Work instructions:
Extract every line where the string "Göteryd" appears.

Record set:
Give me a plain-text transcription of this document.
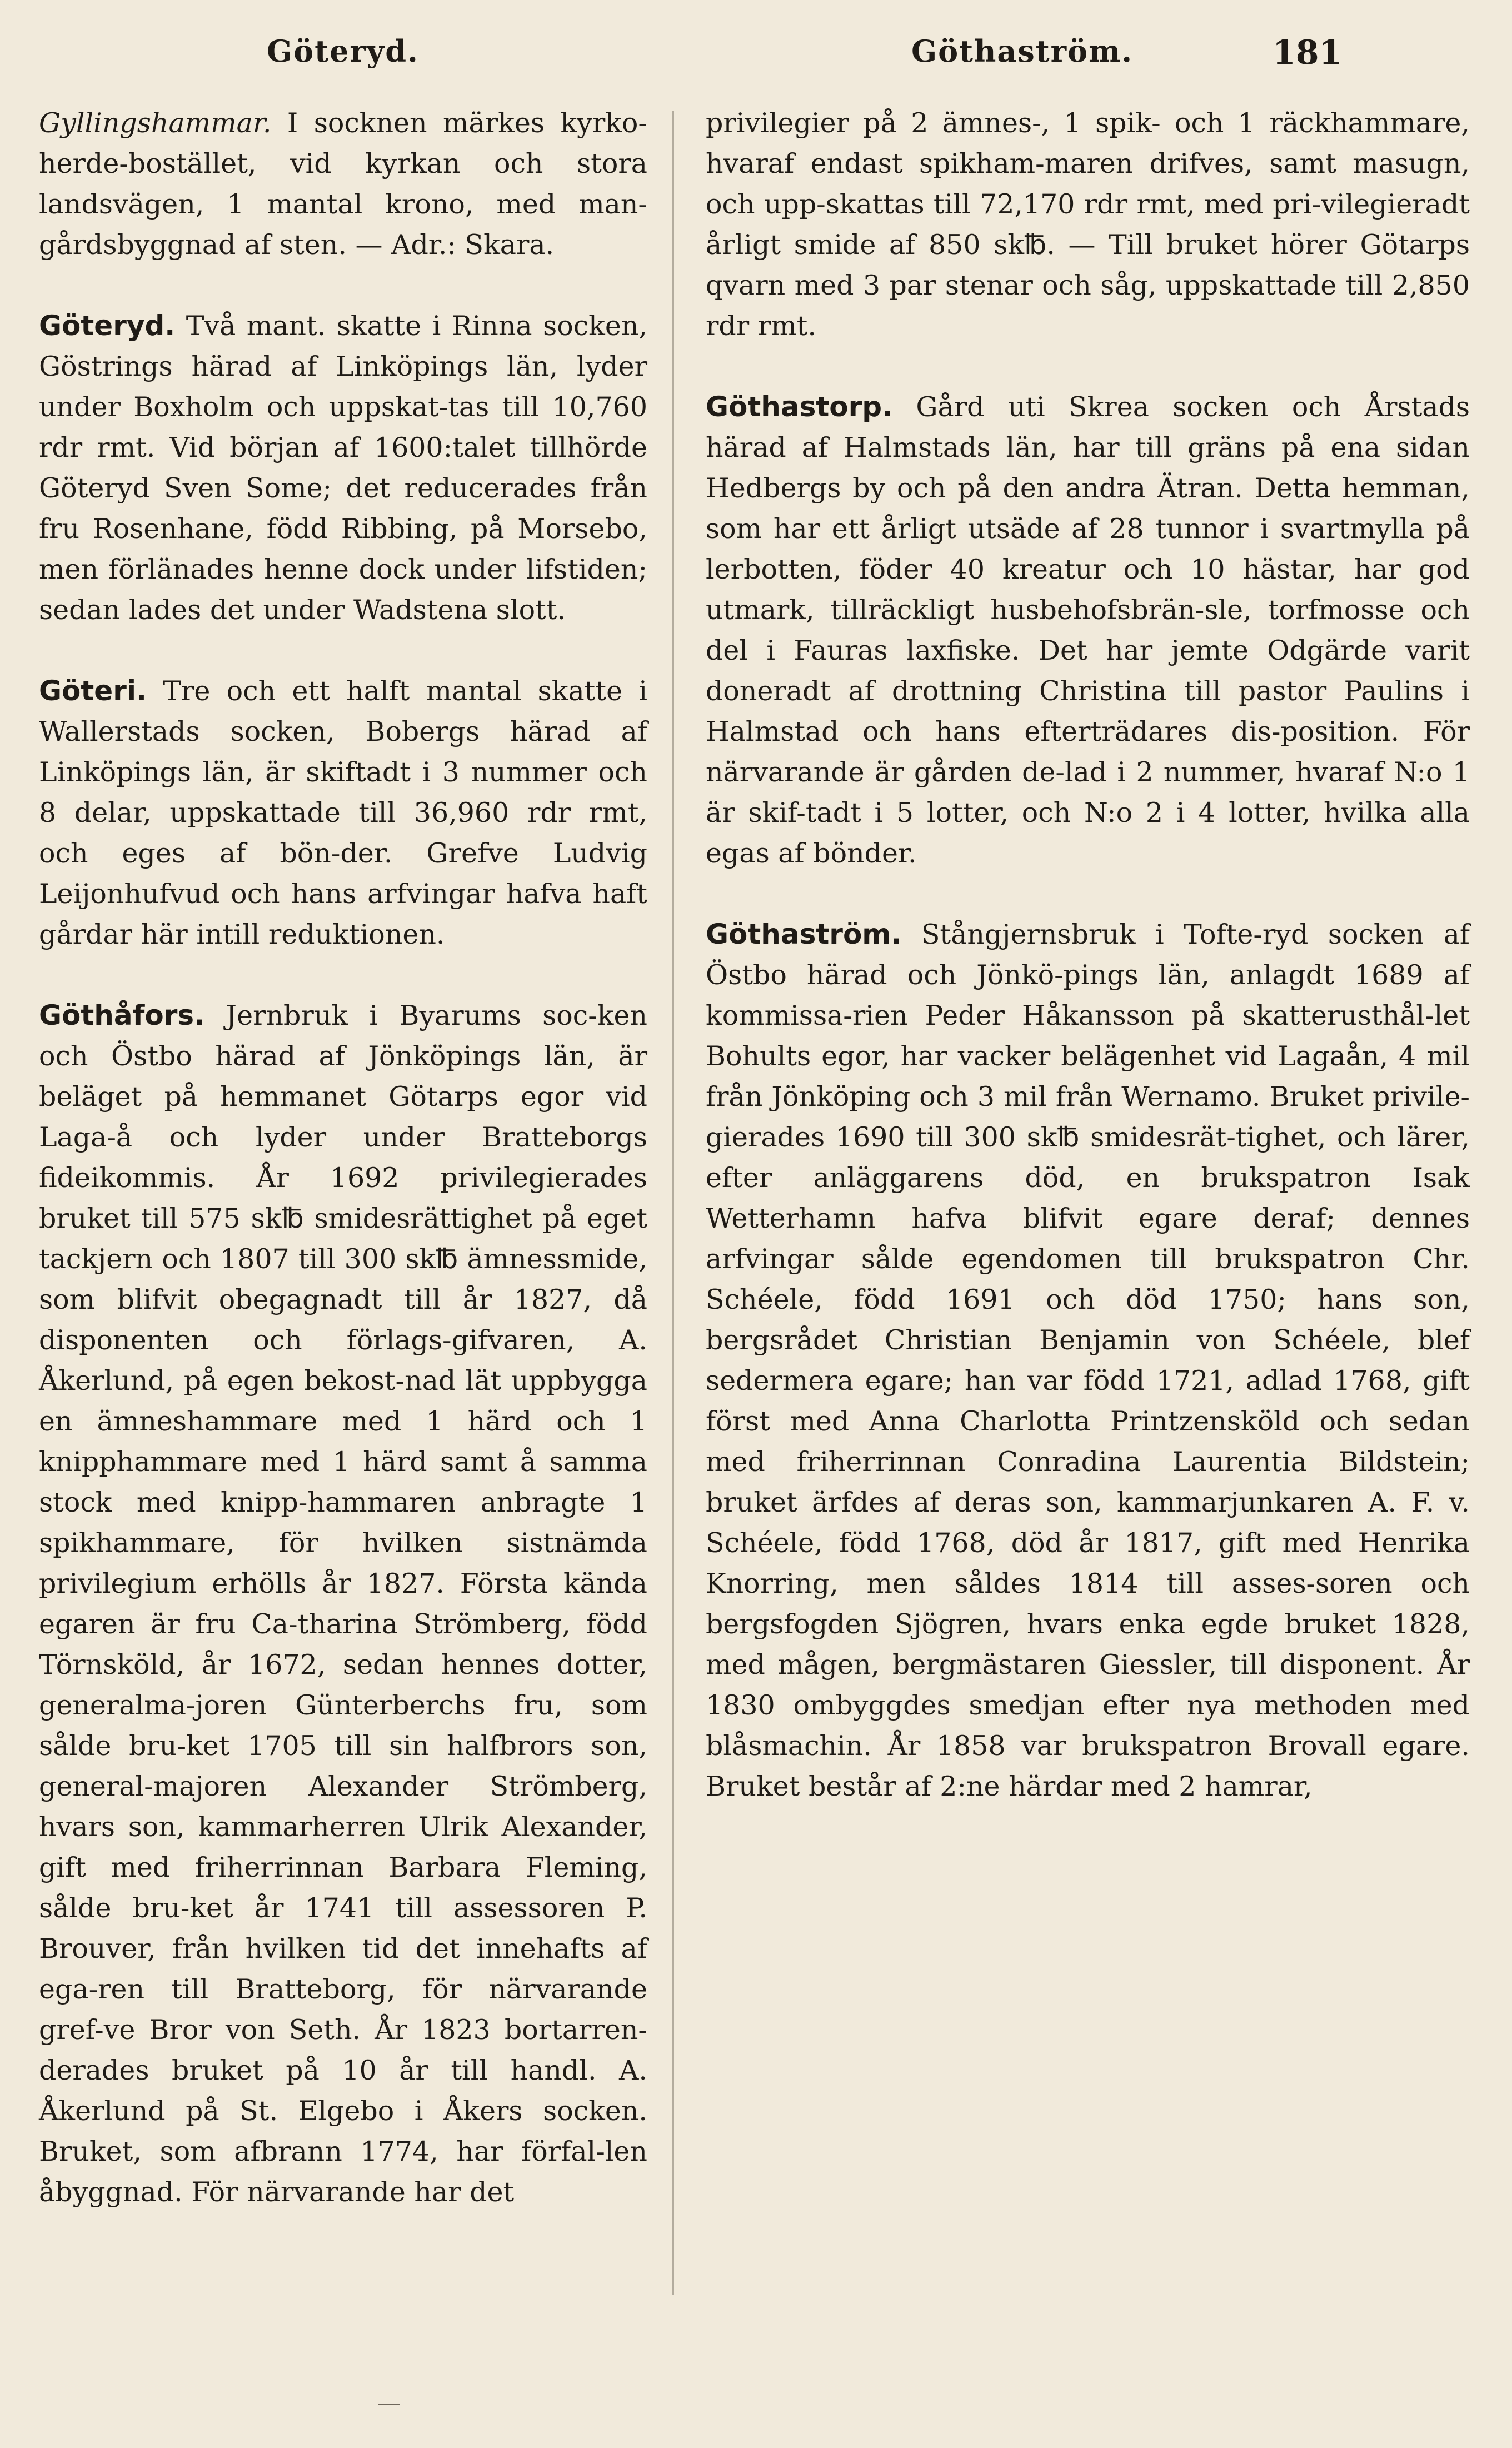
Göteryd.	Göthaström.	181

Gyllingshammar. I socknen märkes kyrko-herde-bostället, vid kyrkan och stora landsvägen, 1 mantal krono, med man-gårdsbyggnad af sten. — Adr.: Skara.

Göteryd. Två mant. skatte i Rinna socken, Göstrings härad af Linköpings län, lyder under Boxholm och uppskat-tas till 10,760 rdr rmt. Vid början af 1600:talet tillhörde Göteryd Sven Some; det reducerades från fru Rosenhane, född Ribbing, på Morsebo, men förlänades henne dock under lifstiden; sedan lades det under Wadstena slott.

Göteri. Tre och ett halft mantal skatte i Wallerstads socken, Bobergs härad af Linköpings län, är skiftadt i 3 nummer och 8 delar, uppskattade till 36,960 rdr rmt, och eges af bön-der. Grefve Ludvig Leijonhufvud och hans arfvingar hafva haft gårdar här intill reduktionen.

Göthåfors. Jernbruk i Byarums soc-ken och Östbo härad af Jönköpings län, är beläget på hemmanet Götarps egor vid Laga-å och lyder under Bratteborgs fideikommis. År 1692 privilegierades bruket till 575 sk℔ smidesrättighet på eget tackjern och 1807 till 300 sk℔ ämnessmide, som blifvit obegagnadt till år 1827, då disponenten och förlags-gifvaren, A. Åkerlund, på egen bekost-nad lät uppbygga en ämneshammare med 1 härd och 1 knipphammare med 1 härd samt å samma stock med knipp-hammaren anbragte 1 spikhammare, för hvilken sistnämda privilegium erhölls år 1827. Första kända egaren är fru Ca-tharina Strömberg, född Törnsköld, år 1672, sedan hennes dotter, generalma-joren Günterberchs fru, som sålde bru-ket 1705 till sin halfbrors son, general-majoren Alexander Strömberg, hvars son, kammarherren Ulrik Alexander, gift med friherrinnan Barbara Fleming, sålde bru-ket år 1741 till assessoren P. Brouver, från hvilken tid det innehafts af ega-ren till Bratteborg, för närvarande gref-ve Bror von Seth. År 1823 bortarren-derades bruket på 10 år till handl. A. Åkerlund på St. Elgebo i Åkers socken. Bruket, som afbrann 1774, har förfal-len åbyggnad. För närvarande har det

privilegier på 2 ämnes-, 1 spik- och 1 räckhammare, hvaraf endast spikham-maren drifves, samt masugn, och upp-skattas till 72,170 rdr rmt, med pri-vilegieradt årligt smide af 850 sk℔. — Till bruket hörer Götarps qvarn med 3 par stenar och såg, uppskattade till 2,850 rdr rmt.

Göthastorp. Gård uti Skrea socken och Årstads härad af Halmstads län, har till gräns på ena sidan Hedbergs by och på den andra Ätran. Detta hemman, som har ett årligt utsäde af 28 tunnor i svartmylla på lerbotten, föder 40 kreatur och 10 hästar, har god utmark, tillräckligt husbehofsbrän-sle, torfmosse och del i Fauras laxfiske. Det har jemte Odgärde varit doneradt af drottning Christina till pastor Paulins i Halmstad och hans efterträdares dis-position. För närvarande är gården de-lad i 2 nummer, hvaraf N:o 1 är skif-tadt i 5 lotter, och N:o 2 i 4 lotter, hvilka alla egas af bönder.

Göthaström. Stångjernsbruk i Tofte-ryd socken af Östbo härad och Jönkö-pings län, anlagdt 1689 af kommissa-rien Peder Håkansson på skatterusthål-let Bohults egor, har vacker belägenhet vid Lagaån, 4 mil från Jönköping och 3 mil från Wernamo. Bruket privile-gierades 1690 till 300 sk℔ smidesrät-tighet, och lärer, efter anläggarens död, en brukspatron Isak Wetterhamn hafva blifvit egare deraf; dennes arfvingar sålde egendomen till brukspatron Chr. Schéele, född 1691 och död 1750; hans son, bergsrådet Christian Benjamin von Schéele, blef sedermera egare; han var född 1721, adlad 1768, gift först med Anna Charlotta Printzensköld och sedan med friherrinnan Conradina Laurentia Bildstein; bruket ärfdes af deras son, kammarjunkaren A. F. v. Schéele, född 1768, död år 1817, gift med Henrika Knorring, men såldes 1814 till asses-soren och bergsfogden Sjögren, hvars enka egde bruket 1828, med mågen, bergmästaren Giessler, till disponent. År 1830 ombyggdes smedjan efter nya methoden med blåsmachin. År 1858 var brukspatron Brovall egare. Bruket består af 2:ne härdar med 2 hamrar,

Solution:
Göteryd.	Göthaström.	181
Göteryd. Två mant. skatte i Rinna socken, Göstrings härad af Linköpings län, lyder under Boxholm och uppskat-tas till 10,760 rdr rmt. Vid början af 1600:talet tillhörde Göteryd Sven Some; det reducerades från fru Rosenhane, född Ribbing, på Morsebo, men förlänades henne dock under lifstiden; sedan lades det under Wadstena slott.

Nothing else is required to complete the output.